- To do -
Collect every line below that contains the word "Triliun".

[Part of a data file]
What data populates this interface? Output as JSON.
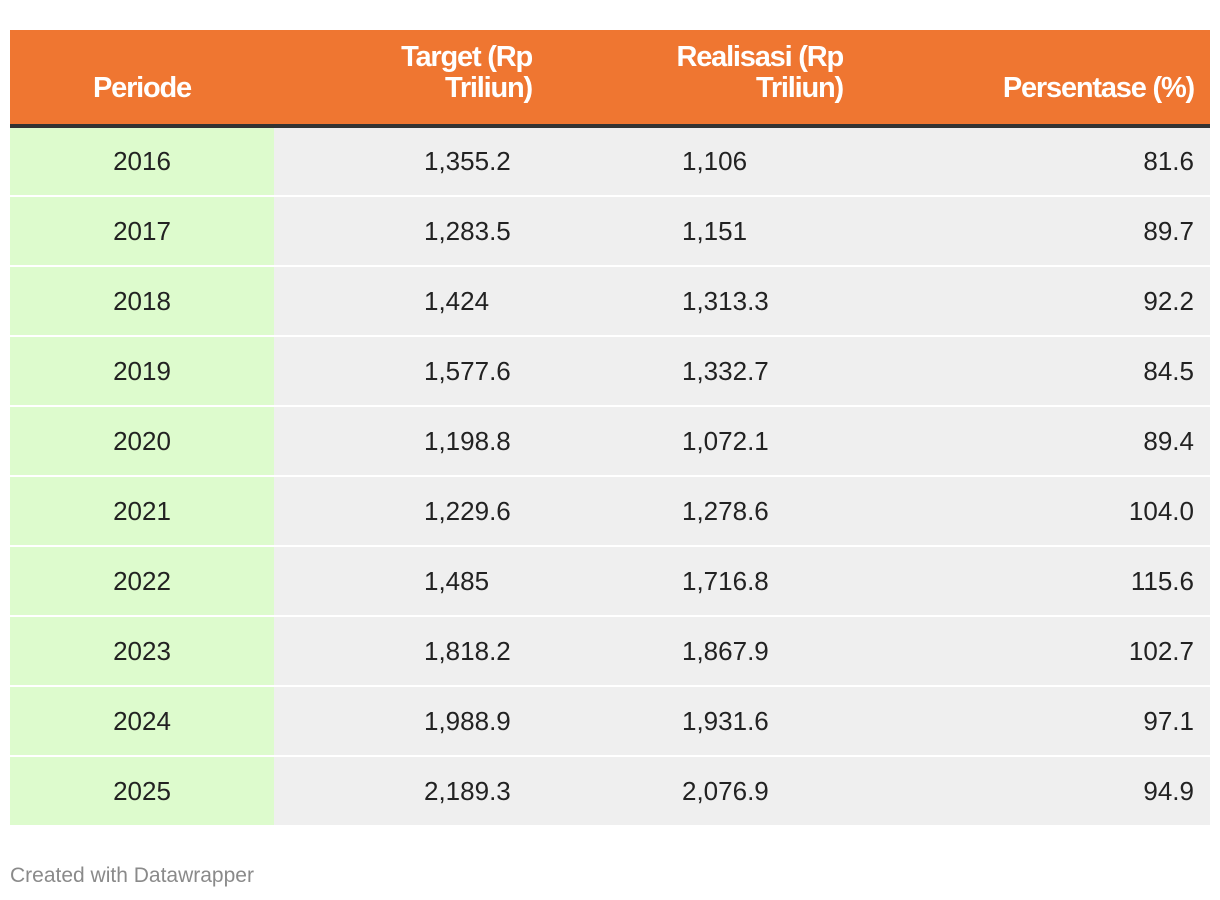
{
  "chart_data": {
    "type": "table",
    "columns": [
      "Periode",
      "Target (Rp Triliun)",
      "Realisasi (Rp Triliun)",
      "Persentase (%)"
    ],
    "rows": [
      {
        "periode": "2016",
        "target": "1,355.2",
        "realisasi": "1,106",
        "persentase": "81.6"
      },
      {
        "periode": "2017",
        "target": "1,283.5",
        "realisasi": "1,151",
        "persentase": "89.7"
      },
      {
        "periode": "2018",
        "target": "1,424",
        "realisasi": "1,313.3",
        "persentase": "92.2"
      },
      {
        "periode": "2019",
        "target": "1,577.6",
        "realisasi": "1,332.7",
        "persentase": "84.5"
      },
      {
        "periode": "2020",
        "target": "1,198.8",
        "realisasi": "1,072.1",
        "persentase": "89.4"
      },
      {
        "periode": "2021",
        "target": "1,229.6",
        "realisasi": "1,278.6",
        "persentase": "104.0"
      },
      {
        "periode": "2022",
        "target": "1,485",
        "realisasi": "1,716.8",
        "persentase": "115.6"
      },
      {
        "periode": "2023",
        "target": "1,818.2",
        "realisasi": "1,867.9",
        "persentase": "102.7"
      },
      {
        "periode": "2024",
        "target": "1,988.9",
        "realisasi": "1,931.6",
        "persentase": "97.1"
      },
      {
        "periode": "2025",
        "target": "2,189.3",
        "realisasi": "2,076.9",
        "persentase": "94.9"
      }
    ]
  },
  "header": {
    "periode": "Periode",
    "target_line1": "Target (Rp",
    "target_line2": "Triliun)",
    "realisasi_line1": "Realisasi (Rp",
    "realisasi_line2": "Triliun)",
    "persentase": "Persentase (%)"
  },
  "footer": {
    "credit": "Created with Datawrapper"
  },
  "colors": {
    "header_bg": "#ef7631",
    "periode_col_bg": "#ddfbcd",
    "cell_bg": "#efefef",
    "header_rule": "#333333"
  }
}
...
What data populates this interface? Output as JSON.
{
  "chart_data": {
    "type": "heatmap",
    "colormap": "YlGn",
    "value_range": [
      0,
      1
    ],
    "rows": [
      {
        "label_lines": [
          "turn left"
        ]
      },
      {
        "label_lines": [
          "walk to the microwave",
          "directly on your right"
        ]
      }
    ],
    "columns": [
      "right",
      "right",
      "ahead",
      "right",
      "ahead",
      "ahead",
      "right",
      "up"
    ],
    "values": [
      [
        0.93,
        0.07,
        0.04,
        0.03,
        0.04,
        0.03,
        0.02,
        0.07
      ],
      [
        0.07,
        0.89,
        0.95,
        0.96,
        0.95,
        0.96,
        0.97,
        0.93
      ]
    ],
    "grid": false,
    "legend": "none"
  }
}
...
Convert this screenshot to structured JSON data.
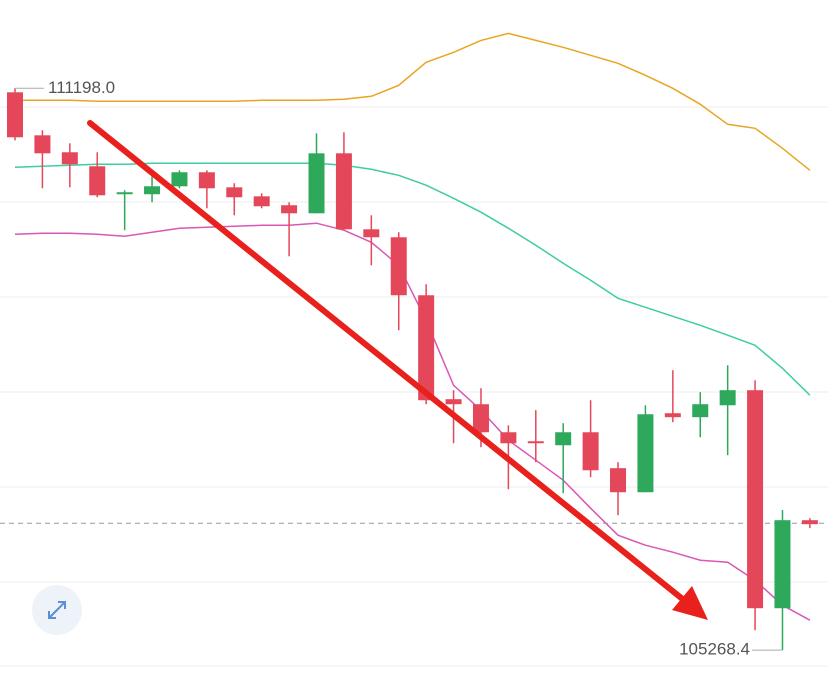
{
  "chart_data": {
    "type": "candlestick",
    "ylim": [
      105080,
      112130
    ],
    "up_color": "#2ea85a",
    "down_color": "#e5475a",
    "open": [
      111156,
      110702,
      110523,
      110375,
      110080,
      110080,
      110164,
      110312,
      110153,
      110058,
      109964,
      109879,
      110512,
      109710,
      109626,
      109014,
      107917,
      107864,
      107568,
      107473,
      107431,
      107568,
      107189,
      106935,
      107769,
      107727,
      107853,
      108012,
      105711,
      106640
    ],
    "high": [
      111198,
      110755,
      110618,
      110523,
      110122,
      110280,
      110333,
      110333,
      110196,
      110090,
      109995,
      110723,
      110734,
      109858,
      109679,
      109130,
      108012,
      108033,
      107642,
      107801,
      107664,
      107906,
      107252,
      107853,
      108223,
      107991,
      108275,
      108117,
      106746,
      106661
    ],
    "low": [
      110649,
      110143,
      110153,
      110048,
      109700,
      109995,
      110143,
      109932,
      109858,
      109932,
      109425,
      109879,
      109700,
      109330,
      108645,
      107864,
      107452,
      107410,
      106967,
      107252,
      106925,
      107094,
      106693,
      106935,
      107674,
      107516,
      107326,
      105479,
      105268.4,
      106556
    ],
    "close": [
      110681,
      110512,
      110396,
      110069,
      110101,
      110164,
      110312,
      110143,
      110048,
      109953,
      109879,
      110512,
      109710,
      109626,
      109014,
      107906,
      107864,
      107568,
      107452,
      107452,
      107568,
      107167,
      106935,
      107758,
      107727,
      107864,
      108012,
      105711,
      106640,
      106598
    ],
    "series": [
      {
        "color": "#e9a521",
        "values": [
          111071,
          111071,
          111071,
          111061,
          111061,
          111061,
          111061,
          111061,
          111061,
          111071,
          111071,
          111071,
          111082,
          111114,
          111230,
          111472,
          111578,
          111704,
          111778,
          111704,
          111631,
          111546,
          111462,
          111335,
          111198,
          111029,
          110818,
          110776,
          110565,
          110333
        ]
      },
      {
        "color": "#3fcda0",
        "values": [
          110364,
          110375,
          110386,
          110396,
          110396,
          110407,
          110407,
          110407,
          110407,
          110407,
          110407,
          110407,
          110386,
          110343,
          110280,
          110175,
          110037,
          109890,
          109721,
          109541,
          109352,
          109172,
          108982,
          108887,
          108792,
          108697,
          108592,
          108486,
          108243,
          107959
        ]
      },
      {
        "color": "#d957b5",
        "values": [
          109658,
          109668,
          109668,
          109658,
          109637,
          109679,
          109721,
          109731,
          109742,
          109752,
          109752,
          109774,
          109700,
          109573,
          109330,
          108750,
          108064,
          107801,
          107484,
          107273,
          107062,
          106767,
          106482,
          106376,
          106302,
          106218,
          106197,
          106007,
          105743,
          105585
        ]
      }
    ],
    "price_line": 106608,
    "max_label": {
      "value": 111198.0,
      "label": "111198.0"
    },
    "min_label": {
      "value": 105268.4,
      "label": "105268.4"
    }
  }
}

- Solution to this task -
      "Target (Rp Triliun)",
      "Realisasi (Rp Triliun)",
    "target_line2": "Triliun)",
    "realisasi_line2": "Triliun)",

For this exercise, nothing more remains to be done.